_Entries with figure data_:

:::

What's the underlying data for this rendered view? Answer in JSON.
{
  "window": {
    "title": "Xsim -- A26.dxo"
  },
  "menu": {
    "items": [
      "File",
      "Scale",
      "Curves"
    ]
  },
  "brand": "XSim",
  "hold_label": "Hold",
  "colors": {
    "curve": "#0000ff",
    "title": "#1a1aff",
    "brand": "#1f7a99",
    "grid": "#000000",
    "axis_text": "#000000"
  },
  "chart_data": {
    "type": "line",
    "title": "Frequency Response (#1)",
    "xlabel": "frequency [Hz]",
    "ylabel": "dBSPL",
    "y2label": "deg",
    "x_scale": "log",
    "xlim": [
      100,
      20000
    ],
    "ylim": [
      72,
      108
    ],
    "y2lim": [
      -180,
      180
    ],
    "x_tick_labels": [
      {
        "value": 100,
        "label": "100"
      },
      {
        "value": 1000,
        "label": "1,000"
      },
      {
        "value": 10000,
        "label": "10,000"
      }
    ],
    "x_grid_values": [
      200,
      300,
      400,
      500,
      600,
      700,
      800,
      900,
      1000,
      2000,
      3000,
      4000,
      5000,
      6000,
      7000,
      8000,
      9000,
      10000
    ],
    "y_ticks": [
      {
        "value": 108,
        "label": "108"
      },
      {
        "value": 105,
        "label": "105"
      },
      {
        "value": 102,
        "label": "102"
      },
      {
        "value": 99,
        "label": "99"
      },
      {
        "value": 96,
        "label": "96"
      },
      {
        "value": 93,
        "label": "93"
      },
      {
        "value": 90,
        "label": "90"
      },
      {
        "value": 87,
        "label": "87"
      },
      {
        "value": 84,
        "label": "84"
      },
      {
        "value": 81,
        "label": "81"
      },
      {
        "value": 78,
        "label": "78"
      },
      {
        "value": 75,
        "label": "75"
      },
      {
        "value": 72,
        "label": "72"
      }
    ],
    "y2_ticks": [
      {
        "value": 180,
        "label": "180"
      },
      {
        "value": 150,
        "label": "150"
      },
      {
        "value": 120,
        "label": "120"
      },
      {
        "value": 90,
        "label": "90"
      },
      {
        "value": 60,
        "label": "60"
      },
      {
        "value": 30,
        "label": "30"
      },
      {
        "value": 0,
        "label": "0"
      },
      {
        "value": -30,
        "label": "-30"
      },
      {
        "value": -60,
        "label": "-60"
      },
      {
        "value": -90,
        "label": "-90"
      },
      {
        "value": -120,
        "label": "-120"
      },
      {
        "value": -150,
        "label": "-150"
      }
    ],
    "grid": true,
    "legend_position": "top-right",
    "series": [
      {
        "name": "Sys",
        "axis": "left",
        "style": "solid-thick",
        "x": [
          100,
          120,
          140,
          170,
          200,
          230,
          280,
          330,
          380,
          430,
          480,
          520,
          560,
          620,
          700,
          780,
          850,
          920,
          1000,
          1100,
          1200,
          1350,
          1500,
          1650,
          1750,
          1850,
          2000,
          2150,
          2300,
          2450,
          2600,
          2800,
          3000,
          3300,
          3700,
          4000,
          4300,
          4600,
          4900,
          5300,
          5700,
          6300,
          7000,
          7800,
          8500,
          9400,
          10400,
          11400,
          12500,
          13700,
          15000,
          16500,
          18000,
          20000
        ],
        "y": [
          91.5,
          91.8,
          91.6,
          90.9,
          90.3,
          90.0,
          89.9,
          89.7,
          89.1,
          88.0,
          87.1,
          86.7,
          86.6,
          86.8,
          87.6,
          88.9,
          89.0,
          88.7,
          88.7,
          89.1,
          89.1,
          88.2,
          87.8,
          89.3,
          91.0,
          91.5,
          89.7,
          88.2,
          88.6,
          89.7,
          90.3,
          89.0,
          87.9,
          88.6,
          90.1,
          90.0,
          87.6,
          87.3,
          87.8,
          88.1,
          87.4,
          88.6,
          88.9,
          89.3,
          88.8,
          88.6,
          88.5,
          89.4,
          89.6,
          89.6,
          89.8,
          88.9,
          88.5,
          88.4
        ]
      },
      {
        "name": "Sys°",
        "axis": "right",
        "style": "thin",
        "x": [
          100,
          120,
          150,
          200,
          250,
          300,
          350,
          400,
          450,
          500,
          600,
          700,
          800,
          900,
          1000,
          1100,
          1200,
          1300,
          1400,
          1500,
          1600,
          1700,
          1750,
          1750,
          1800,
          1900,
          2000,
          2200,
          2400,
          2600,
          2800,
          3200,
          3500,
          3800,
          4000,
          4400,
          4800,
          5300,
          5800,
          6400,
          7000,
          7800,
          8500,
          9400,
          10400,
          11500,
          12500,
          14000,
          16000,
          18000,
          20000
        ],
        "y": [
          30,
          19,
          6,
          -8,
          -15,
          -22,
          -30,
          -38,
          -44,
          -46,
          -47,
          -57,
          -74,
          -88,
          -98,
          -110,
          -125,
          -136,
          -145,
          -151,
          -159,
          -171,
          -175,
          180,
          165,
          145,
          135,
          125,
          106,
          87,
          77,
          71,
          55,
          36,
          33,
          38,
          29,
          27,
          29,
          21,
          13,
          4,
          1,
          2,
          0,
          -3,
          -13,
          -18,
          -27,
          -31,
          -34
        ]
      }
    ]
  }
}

:::

Output all of the material, please, exactly as it stands.

_Response to this exercise_:
What's the underlying data for this rendered view? Answer in JSON.
{
  "window": {
    "title": "Xsim -- A26.dxo"
  },
  "menu": {
    "items": [
      "File",
      "Scale",
      "Curves"
    ]
  },
  "brand": "XSim",
  "hold_label": "Hold",
  "colors": {
    "curve": "#0000ff",
    "title": "#1a1aff",
    "brand": "#1f7a99",
    "grid": "#000000",
    "axis_text": "#000000"
  },
  "chart_data": {
    "type": "line",
    "title": "Frequency Response (#1)",
    "xlabel": "frequency [Hz]",
    "ylabel": "dBSPL",
    "y2label": "deg",
    "x_scale": "log",
    "xlim": [
      100,
      20000
    ],
    "ylim": [
      72,
      108
    ],
    "y2lim": [
      -180,
      180
    ],
    "x_tick_labels": [
      {
        "value": 100,
        "label": "100"
      },
      {
        "value": 1000,
        "label": "1,000"
      },
      {
        "value": 10000,
        "label": "10,000"
      }
    ],
    "x_grid_values": [
      200,
      300,
      400,
      500,
      600,
      700,
      800,
      900,
      1000,
      2000,
      3000,
      4000,
      5000,
      6000,
      7000,
      8000,
      9000,
      10000
    ],
    "y_ticks": [
      {
        "value": 108,
        "label": "108"
      },
      {
        "value": 105,
        "label": "105"
      },
      {
        "value": 102,
        "label": "102"
      },
      {
        "value": 99,
        "label": "99"
      },
      {
        "value": 96,
        "label": "96"
      },
      {
        "value": 93,
        "label": "93"
      },
      {
        "value": 90,
        "label": "90"
      },
      {
        "value": 87,
        "label": "87"
      },
      {
        "value": 84,
        "label": "84"
      },
      {
        "value": 81,
        "label": "81"
      },
      {
        "value": 78,
        "label": "78"
      },
      {
        "value": 75,
        "label": "75"
      },
      {
        "value": 72,
        "label": "72"
      }
    ],
    "y2_ticks": [
      {
        "value": 180,
        "label": "180"
      },
      {
        "value": 150,
        "label": "150"
      },
      {
        "value": 120,
        "label": "120"
      },
      {
        "value": 90,
        "label": "90"
      },
      {
        "value": 60,
        "label": "60"
      },
      {
        "value": 30,
        "label": "30"
      },
      {
        "value": 0,
        "label": "0"
      },
      {
        "value": -30,
        "label": "-30"
      },
      {
        "value": -60,
        "label": "-60"
      },
      {
        "value": -90,
        "label": "-90"
      },
      {
        "value": -120,
        "label": "-120"
      },
      {
        "value": -150,
        "label": "-150"
      }
    ],
    "grid": true,
    "legend_position": "top-right",
    "series": [
      {
        "name": "Sys",
        "axis": "left",
        "style": "solid-thick",
        "x": [
          100,
          120,
          140,
          170,
          200,
          230,
          280,
          330,
          380,
          430,
          480,
          520,
          560,
          620,
          700,
          780,
          850,
          920,
          1000,
          1100,
          1200,
          1350,
          1500,
          1650,
          1750,
          1850,
          2000,
          2150,
          2300,
          2450,
          2600,
          2800,
          3000,
          3300,
          3700,
          4000,
          4300,
          4600,
          4900,
          5300,
          5700,
          6300,
          7000,
          7800,
          8500,
          9400,
          10400,
          11400,
          12500,
          13700,
          15000,
          16500,
          18000,
          20000
        ],
        "y": [
          91.5,
          91.8,
          91.6,
          90.9,
          90.3,
          90.0,
          89.9,
          89.7,
          89.1,
          88.0,
          87.1,
          86.7,
          86.6,
          86.8,
          87.6,
          88.9,
          89.0,
          88.7,
          88.7,
          89.1,
          89.1,
          88.2,
          87.8,
          89.3,
          91.0,
          91.5,
          89.7,
          88.2,
          88.6,
          89.7,
          90.3,
          89.0,
          87.9,
          88.6,
          90.1,
          90.0,
          87.6,
          87.3,
          87.8,
          88.1,
          87.4,
          88.6,
          88.9,
          89.3,
          88.8,
          88.6,
          88.5,
          89.4,
          89.6,
          89.6,
          89.8,
          88.9,
          88.5,
          88.4
        ]
      },
      {
        "name": "Sys°",
        "axis": "right",
        "style": "thin",
        "x": [
          100,
          120,
          150,
          200,
          250,
          300,
          350,
          400,
          450,
          500,
          600,
          700,
          800,
          900,
          1000,
          1100,
          1200,
          1300,
          1400,
          1500,
          1600,
          1700,
          1750,
          1750,
          1800,
          1900,
          2000,
          2200,
          2400,
          2600,
          2800,
          3200,
          3500,
          3800,
          4000,
          4400,
          4800,
          5300,
          5800,
          6400,
          7000,
          7800,
          8500,
          9400,
          10400,
          11500,
          12500,
          14000,
          16000,
          18000,
          20000
        ],
        "y": [
          30,
          19,
          6,
          -8,
          -15,
          -22,
          -30,
          -38,
          -44,
          -46,
          -47,
          -57,
          -74,
          -88,
          -98,
          -110,
          -125,
          -136,
          -145,
          -151,
          -159,
          -171,
          -175,
          180,
          165,
          145,
          135,
          125,
          106,
          87,
          77,
          71,
          55,
          36,
          33,
          38,
          29,
          27,
          29,
          21,
          13,
          4,
          1,
          2,
          0,
          -3,
          -13,
          -18,
          -27,
          -31,
          -34
        ]
      }
    ]
  }
}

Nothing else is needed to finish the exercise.